* Start Working data *
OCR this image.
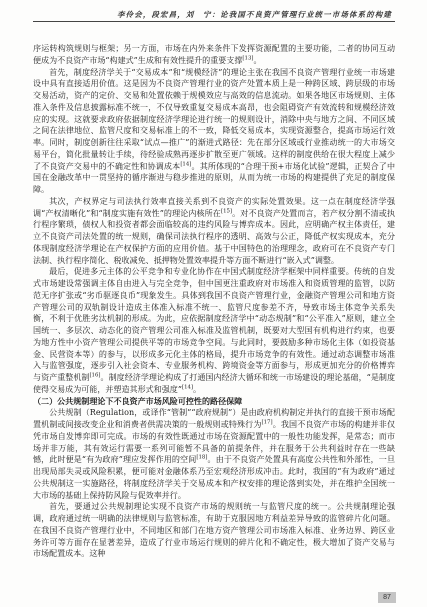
李伶会，段宏昌，刘　宁：论我国不良资产管理行业统一市场体系的构建

序运转构筑规则与框架；另一方面，市场在内外来条件下发挥资源配置的主要功能，二者的协同互动便成为不良资产市场“构建式”生成和有效性提升的重要支撑[13]。

首先，制度经济学关于“交易成本”和“规模经济”的理论主张在我国不良资产管理行业统一市场建设中具有直接适用价值。这是因为不良资产管理行业的资产处置本质上是一种跨区域、跨层级的市场交易活动，资产的定价、交易和处置依赖于规模效应与高效的信息流动。如果各地区市场规则、主体准入条件及信息披露标准不统一，不仅导致重复交易成本高昂，也会阻碍资产有效流转和规模经济效应的实现。这就要求政府依据制度经济学理论进行统一的规则设计，消除中央与地方之间、不同区域之间在法律地位、监管尺度和交易标准上的不一致，降低交易成本，实现资源整合，提高市场运行效率。同时，制度创新往往采取“试点—推广”的渐进式路径：先在部分区域或行业推动统一的大市场交易平台，简化批量转让手续，待经验成熟再逐步扩散至更广领域。这样的制度供给在很大程度上减少了不良资产交易中的不确定性和协调成本[14]。其所体现的“合理干预+市场化试验”逻辑，正契合了中国在金融改革中一贯坚持的循序渐进与稳步推进的原则，从而为统一市场的构建提供了充足的制度保障。

其次，产权界定与司法执行效率直接关系到不良资产的实际处置效果。这一点在制度经济学强调“产权清晰化”和“制度实施有效性”的理论内核所在[15]。对不良资产处置而言，若产权分割不清或执行程序繁琐，债权人和投资者都会面临较高的违约风险与博弈成本。因此，应明确产权主体责任，建立不良资产司法处置的统一规则，确保司法执行程序的透明、高效与公正，降低产权实现成本，充分体现制度经济学理论在产权保护方面的应用价值。基于中国特色的治理理念，政府可在不良资产专门法制、执行程序简化、税收减免、抵押物处置效率提升等方面不断进行“嵌入式”调整。

最后，促进多元主体的公平竞争和专业化协作在中国式制度经济学框架中同样重要。传统的自发式市场建设常强调主体自由进入与完全竞争，但中国更注重政府对市场准入和资质管理的监管，以防范无序扩张或“劣币驱逐良币”现象发生。具体到我国不良资产管理行业，金融资产管理公司和地方资产管理公司的双轨制设计造成主体准入标准不统一、监管尺度参差不齐，导致市场主体竞争关系失衡，不利于优胜劣汰机制的形成。为此，应依据制度经济学中“动态规制”和“公平准入”原则，建立全国统一、多层次、动态化的资产管理公司准入标准及监管机制，既要对大型国有机构进行约束，也要为地方性中小资产管理公司提供平等的市场竞争空间。与此同时，要鼓励多种市场化主体（如投资基金、民营资本等）的参与，以形成多元化主体的格局，提升市场竞争的有效性。通过动态调整市场准入与监管强度，逐步引入社会资本、专业服务机构、跨境资金等方面参与，形成更加充分的价格博弈与资产重整机制[16]。制度经济学理论构成了打通国内经济大循环和统一市场建设的理论基础，“是制度使得交易成为可能，并塑造其形式和强度”[14]。

（二）公共规制理论下不良资产市场风险可控性的路径保障

公共规制（Regulation，或译作“管制”“政府规制”）是由政府机构制定并执行的直接干预市场配置机制或间接改变企业和消费者供需决策的一般规则或特殊行为[17]。我国不良资产市场的构建并非仅凭市场自发博弈即可完成。市场的有效性既通过市场在资源配置中的一般性功能发挥，是常态；而市场并非万能，其有效运行需要一系列可能暂不具备的前提条件，并在服务于公共利益时存在一些缺憾，此时便是“有为政府”理应发挥作用的空间[18]。由于不良资产处置具有高度公共性和外部性，一旦出现局部失灵或风险积累，便可能对金融体系乃至宏观经济形成冲击。此时，我国的“有为政府”通过公共规制这一实施路径，将制度经济学关于交易成本和产权安排的理论落到实处，并在维护全国统一大市场的基础上保持防风险与促效率并行。

首先，要通过公共规制理论实现不良资产市场的规则统一与监管尺度的统一。公共规制理论强调，政府通过统一明确的法律规则与监管标准，有助于克服因地方利益差异导致的监管碎片化问题。在我国不良资产管理行业中，不同地区和部门在地方资产管理公司市场准入标准、业务边界、跨区业务许可等方面存在显著差异，造成了行业市场运行规则的碎片化和不确定性，极大增加了资产交易与市场配置成本。这种

87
* End Working data *
→ **Exercise instructions**: Using the data above, write out every line exactly, leaving the images behind.

→ **Right answer**:
OCR this image.
李伶会，段宏昌，刘　宁：论我国不良资产管理行业统一市场体系的构建

序运转构筑规则与框架；另一方面，市场在内外来条件下发挥资源配置的主要功能，二者的协同互动便成为不良资产市场“构建式”生成和有效性提升的重要支撑[13]。

首先，制度经济学关于“交易成本”和“规模经济”的理论主张在我国不良资产管理行业统一市场建设中具有直接适用价值。这是因为不良资产管理行业的资产处置本质上是一种跨区域、跨层级的市场交易活动，资产的定价、交易和处置依赖于规模效应与高效的信息流动。如果各地区市场规则、主体准入条件及信息披露标准不统一，不仅导致重复交易成本高昂，也会阻碍资产有效流转和规模经济效应的实现。这就要求政府依据制度经济学理论进行统一的规则设计，消除中央与地方之间、不同区域之间在法律地位、监管尺度和交易标准上的不一致，降低交易成本，实现资源整合，提高市场运行效率。同时，制度创新往往采取“试点—推广”的渐进式路径：先在部分区域或行业推动统一的大市场交易平台，简化批量转让手续，待经验成熟再逐步扩散至更广领域。这样的制度供给在很大程度上减少了不良资产交易中的不确定性和协调成本[14]。其所体现的“合理干预+市场化试验”逻辑，正契合了中国在金融改革中一贯坚持的循序渐进与稳步推进的原则，从而为统一市场的构建提供了充足的制度保障。

其次，产权界定与司法执行效率直接关系到不良资产的实际处置效果。这一点在制度经济学强调“产权清晰化”和“制度实施有效性”的理论内核所在[15]。对不良资产处置而言，若产权分割不清或执行程序繁琐，债权人和投资者都会面临较高的违约风险与博弈成本。因此，应明确产权主体责任，建立不良资产司法处置的统一规则，确保司法执行程序的透明、高效与公正，降低产权实现成本，充分体现制度经济学理论在产权保护方面的应用价值。基于中国特色的治理理念，政府可在不良资产专门法制、执行程序简化、税收减免、抵押物处置效率提升等方面不断进行“嵌入式”调整。

最后，促进多元主体的公平竞争和专业化协作在中国式制度经济学框架中同样重要。传统的自发式市场建设常强调主体自由进入与完全竞争，但中国更注重政府对市场准入和资质管理的监管，以防范无序扩张或“劣币驱逐良币”现象发生。具体到我国不良资产管理行业，金融资产管理公司和地方资产管理公司的双轨制设计造成主体准入标准不统一、监管尺度参差不齐，导致市场主体竞争关系失衡，不利于优胜劣汰机制的形成。为此，应依据制度经济学中“动态规制”和“公平准入”原则，建立全国统一、多层次、动态化的资产管理公司准入标准及监管机制，既要对大型国有机构进行约束，也要为地方性中小资产管理公司提供平等的市场竞争空间。与此同时，要鼓励多种市场化主体（如投资基金、民营资本等）的参与，以形成多元化主体的格局，提升市场竞争的有效性。通过动态调整市场准入与监管强度，逐步引入社会资本、专业服务机构、跨境资金等方面参与，形成更加充分的价格博弈与资产重整机制[16]。制度经济学理论构成了打通国内经济大循环和统一市场建设的理论基础，“是制度使得交易成为可能，并塑造其形式和强度”[14]。

（二）公共规制理论下不良资产市场风险可控性的路径保障

公共规制（Regulation，或译作“管制”“政府规制”）是由政府机构制定并执行的直接干预市场配置机制或间接改变企业和消费者供需决策的一般规则或特殊行为[17]。我国不良资产市场的构建并非仅凭市场自发博弈即可完成。市场的有效性既通过市场在资源配置中的一般性功能发挥，是常态；而市场并非万能，其有效运行需要一系列可能暂不具备的前提条件，并在服务于公共利益时存在一些缺憾，此时便是“有为政府”理应发挥作用的空间[18]。由于不良资产处置具有高度公共性和外部性，一旦出现局部失灵或风险积累，便可能对金融体系乃至宏观经济形成冲击。此时，我国的“有为政府”通过公共规制这一实施路径，将制度经济学关于交易成本和产权安排的理论落到实处，并在维护全国统一大市场的基础上保持防风险与促效率并行。

首先，要通过公共规制理论实现不良资产市场的规则统一与监管尺度的统一。公共规制理论强调，政府通过统一明确的法律规则与监管标准，有助于克服因地方利益差异导致的监管碎片化问题。在我国不良资产管理行业中，不同地区和部门在地方资产管理公司市场准入标准、业务边界、跨区业务许可等方面存在显著差异，造成了行业市场运行规则的碎片化和不确定性，极大增加了资产交易与市场配置成本。这种

87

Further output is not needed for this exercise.